(Extracted records)
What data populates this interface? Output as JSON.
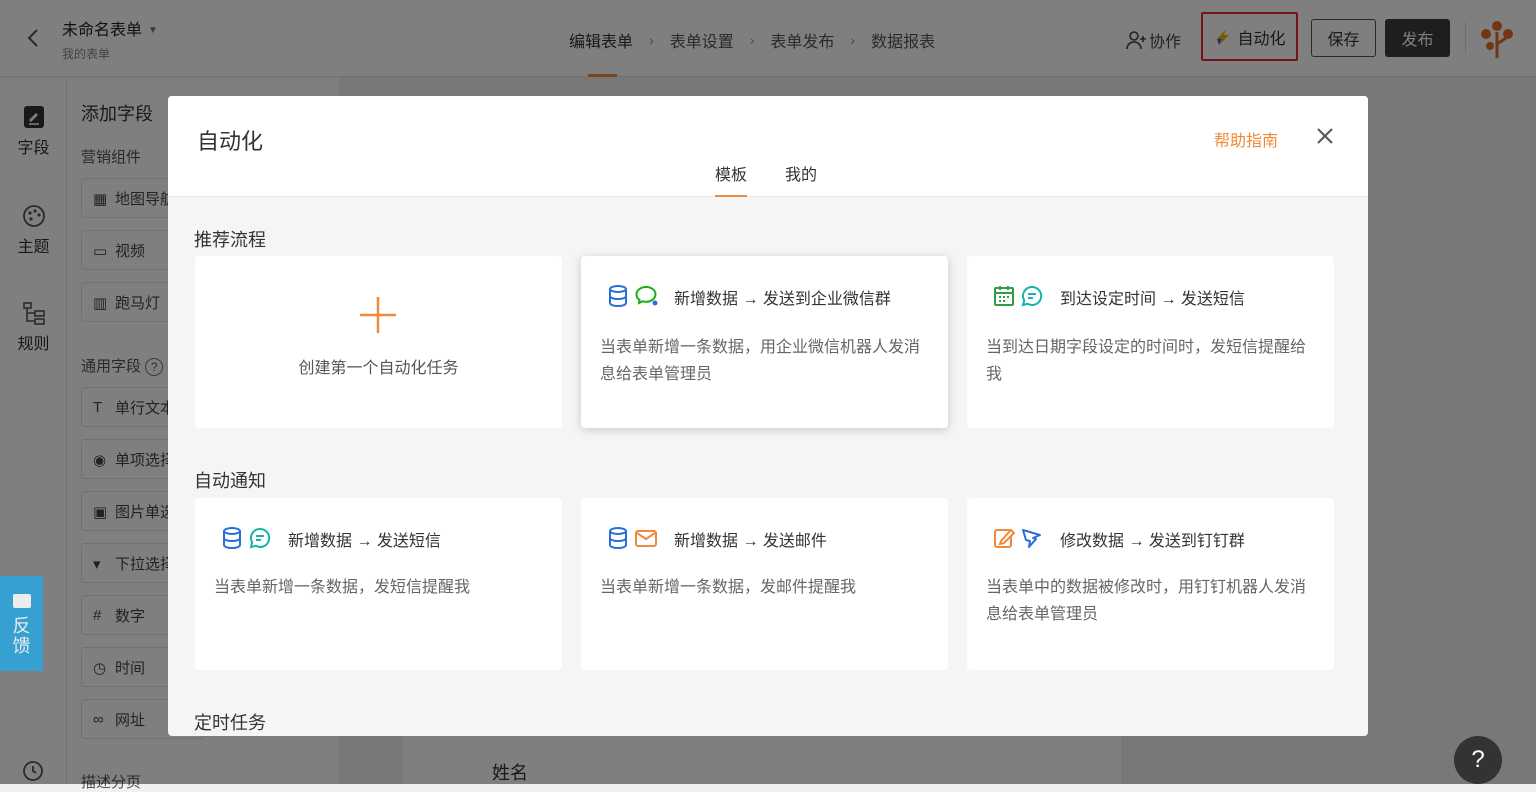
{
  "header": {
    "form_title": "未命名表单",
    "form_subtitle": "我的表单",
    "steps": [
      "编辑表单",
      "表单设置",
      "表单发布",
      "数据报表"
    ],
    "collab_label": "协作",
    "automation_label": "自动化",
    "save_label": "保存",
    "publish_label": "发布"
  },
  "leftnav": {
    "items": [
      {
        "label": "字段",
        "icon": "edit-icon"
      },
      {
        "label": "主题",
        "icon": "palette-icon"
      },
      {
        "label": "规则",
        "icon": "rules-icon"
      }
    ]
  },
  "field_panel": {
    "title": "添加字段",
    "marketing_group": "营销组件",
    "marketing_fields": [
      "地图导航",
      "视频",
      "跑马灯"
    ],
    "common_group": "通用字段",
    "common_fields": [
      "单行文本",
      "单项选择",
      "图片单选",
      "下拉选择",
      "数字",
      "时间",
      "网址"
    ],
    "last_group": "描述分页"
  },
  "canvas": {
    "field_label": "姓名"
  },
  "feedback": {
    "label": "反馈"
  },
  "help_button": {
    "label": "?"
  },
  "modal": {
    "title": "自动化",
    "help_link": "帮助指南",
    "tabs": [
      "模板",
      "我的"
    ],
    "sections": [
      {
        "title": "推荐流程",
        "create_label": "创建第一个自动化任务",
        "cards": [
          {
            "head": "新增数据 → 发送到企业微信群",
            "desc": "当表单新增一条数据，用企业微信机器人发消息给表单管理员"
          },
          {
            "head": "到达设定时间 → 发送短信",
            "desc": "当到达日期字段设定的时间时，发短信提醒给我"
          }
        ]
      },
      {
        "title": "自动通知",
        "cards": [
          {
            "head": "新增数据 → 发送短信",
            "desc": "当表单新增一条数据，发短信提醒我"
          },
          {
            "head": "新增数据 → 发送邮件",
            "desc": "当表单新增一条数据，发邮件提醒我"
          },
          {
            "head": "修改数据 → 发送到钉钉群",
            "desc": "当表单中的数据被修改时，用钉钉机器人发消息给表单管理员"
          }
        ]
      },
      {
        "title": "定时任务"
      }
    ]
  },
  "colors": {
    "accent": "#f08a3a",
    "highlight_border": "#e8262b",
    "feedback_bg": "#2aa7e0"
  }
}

--

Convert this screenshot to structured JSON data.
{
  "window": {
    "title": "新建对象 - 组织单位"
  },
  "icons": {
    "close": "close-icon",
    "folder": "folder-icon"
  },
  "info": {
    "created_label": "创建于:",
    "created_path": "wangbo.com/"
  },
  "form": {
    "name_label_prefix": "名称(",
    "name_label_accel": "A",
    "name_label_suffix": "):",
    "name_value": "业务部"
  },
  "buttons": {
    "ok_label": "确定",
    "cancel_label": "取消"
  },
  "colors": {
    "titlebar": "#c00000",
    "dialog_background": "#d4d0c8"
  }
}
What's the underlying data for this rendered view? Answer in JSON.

==

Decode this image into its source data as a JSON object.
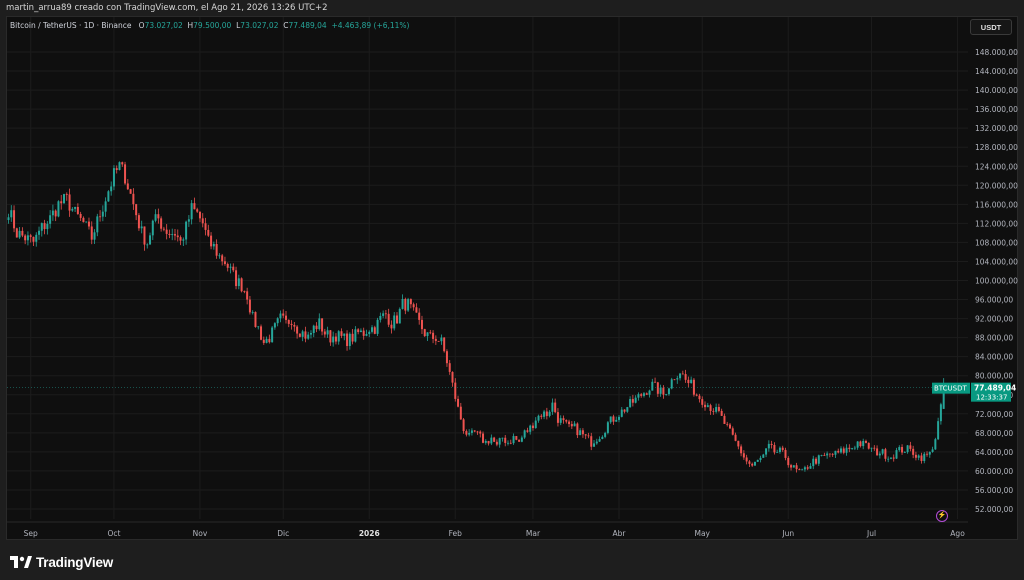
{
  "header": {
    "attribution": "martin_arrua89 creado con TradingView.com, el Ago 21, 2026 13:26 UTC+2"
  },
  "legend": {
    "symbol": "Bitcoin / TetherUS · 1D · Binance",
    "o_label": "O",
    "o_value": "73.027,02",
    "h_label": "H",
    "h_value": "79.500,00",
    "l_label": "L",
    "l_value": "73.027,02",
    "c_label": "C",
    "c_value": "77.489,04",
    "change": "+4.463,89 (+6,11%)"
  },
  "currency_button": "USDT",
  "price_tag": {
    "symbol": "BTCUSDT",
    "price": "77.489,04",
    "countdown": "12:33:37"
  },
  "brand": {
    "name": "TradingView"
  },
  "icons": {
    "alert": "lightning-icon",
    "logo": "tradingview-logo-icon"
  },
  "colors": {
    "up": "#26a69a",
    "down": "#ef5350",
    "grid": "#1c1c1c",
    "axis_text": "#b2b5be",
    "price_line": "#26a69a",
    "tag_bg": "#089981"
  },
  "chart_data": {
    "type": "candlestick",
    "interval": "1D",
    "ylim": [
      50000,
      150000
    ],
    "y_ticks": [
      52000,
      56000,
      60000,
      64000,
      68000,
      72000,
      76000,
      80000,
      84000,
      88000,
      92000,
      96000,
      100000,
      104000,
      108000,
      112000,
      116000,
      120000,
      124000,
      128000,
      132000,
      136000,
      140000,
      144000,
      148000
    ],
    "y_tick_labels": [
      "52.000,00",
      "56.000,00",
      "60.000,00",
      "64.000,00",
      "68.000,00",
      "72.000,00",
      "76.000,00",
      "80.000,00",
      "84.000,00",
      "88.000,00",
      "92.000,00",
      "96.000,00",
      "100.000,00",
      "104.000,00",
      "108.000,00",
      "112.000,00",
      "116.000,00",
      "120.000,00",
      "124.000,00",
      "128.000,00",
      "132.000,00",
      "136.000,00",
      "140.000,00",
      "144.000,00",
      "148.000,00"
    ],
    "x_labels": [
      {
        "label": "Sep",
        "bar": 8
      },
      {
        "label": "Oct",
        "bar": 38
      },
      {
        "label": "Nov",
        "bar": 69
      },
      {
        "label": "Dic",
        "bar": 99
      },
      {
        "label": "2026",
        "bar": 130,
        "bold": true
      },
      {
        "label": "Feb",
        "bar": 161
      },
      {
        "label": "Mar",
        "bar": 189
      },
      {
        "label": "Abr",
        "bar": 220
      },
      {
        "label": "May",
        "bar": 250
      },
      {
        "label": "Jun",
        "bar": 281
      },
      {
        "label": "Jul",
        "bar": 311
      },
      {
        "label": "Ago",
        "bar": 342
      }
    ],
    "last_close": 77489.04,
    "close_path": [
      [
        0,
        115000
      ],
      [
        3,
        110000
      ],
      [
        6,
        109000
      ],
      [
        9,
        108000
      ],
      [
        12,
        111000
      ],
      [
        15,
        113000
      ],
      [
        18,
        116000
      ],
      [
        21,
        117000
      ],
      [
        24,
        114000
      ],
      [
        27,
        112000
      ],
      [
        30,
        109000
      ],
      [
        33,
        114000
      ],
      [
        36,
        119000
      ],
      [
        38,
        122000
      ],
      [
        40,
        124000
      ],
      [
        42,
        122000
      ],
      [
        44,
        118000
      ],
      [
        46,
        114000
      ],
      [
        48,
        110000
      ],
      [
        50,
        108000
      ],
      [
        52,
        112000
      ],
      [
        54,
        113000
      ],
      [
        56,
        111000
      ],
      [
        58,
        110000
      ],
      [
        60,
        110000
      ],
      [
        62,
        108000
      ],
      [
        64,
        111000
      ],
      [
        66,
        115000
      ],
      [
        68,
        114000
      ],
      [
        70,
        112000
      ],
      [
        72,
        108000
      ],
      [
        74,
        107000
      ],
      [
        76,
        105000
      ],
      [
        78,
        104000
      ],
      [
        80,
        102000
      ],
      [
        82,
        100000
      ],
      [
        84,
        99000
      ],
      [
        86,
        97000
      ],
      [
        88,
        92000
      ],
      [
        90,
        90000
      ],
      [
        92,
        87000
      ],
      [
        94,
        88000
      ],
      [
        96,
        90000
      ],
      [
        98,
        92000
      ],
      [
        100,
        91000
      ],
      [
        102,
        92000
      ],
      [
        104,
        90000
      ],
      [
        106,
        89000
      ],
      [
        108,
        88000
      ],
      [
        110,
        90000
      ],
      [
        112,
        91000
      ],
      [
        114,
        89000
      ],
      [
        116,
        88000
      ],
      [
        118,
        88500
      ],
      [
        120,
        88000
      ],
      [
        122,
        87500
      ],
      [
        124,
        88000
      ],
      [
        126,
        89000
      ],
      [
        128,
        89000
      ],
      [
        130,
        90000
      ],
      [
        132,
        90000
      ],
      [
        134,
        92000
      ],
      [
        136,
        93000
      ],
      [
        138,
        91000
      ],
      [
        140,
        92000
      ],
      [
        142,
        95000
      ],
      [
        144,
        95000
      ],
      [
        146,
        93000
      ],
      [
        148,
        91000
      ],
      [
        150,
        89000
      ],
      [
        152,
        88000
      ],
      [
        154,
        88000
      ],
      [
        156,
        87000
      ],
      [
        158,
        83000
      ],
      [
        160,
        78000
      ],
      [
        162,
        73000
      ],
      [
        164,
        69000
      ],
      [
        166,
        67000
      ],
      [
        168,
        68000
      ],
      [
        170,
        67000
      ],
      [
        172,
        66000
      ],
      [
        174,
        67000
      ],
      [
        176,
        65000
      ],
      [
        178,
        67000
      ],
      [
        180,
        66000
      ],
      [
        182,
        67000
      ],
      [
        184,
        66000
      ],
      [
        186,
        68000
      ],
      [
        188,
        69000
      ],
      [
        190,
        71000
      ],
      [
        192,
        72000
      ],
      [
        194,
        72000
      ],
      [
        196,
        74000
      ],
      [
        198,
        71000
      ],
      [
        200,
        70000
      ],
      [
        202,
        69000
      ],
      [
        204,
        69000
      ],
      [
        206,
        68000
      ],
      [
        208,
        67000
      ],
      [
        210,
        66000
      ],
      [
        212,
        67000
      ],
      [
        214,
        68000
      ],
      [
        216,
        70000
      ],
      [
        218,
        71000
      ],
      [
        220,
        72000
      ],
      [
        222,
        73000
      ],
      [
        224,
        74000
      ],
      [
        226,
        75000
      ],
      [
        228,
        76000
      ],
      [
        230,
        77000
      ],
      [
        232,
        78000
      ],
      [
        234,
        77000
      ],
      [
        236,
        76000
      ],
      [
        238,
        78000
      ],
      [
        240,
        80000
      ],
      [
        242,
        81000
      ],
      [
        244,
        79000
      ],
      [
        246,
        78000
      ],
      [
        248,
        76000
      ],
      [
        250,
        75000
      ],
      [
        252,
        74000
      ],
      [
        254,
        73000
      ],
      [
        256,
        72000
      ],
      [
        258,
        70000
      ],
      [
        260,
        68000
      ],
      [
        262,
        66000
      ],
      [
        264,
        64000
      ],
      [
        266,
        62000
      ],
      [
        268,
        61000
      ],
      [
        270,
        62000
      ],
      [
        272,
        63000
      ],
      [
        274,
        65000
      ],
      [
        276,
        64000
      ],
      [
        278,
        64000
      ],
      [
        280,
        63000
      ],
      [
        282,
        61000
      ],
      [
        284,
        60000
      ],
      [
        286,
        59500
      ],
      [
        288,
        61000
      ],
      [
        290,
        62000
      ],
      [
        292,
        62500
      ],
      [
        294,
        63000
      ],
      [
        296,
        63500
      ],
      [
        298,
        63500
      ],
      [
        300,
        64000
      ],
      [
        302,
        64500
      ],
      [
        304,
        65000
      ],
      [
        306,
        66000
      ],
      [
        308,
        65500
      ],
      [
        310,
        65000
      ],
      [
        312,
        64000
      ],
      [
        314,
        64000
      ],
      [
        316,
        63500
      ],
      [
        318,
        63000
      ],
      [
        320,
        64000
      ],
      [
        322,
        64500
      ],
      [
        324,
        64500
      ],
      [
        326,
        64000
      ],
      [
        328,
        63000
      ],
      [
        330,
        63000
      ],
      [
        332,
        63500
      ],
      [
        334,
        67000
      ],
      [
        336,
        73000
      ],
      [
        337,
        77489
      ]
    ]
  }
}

EXERCISE AIM
Of the lines above, extract only those from the line with "Convert this screenshot" to the line with "What's the underlying", both included, exactly as written.

RESPONSE TO THE EXERCISE
Convert this screenshot to structured JSON data.
{
  "window": {
    "title": "新建对象 - 组织单位"
  },
  "icons": {
    "close": "close-icon",
    "folder": "folder-icon"
  },
  "info": {
    "created_label": "创建于:",
    "created_path": "wangbo.com/"
  },
  "form": {
    "name_label_prefix": "名称(",
    "name_label_accel": "A",
    "name_label_suffix": "):",
    "name_value": "业务部"
  },
  "buttons": {
    "ok_label": "确定",
    "cancel_label": "取消"
  },
  "colors": {
    "titlebar": "#c00000",
    "dialog_background": "#d4d0c8"
  }
}
What's the underlying data for this rendered view? Answer in JSON.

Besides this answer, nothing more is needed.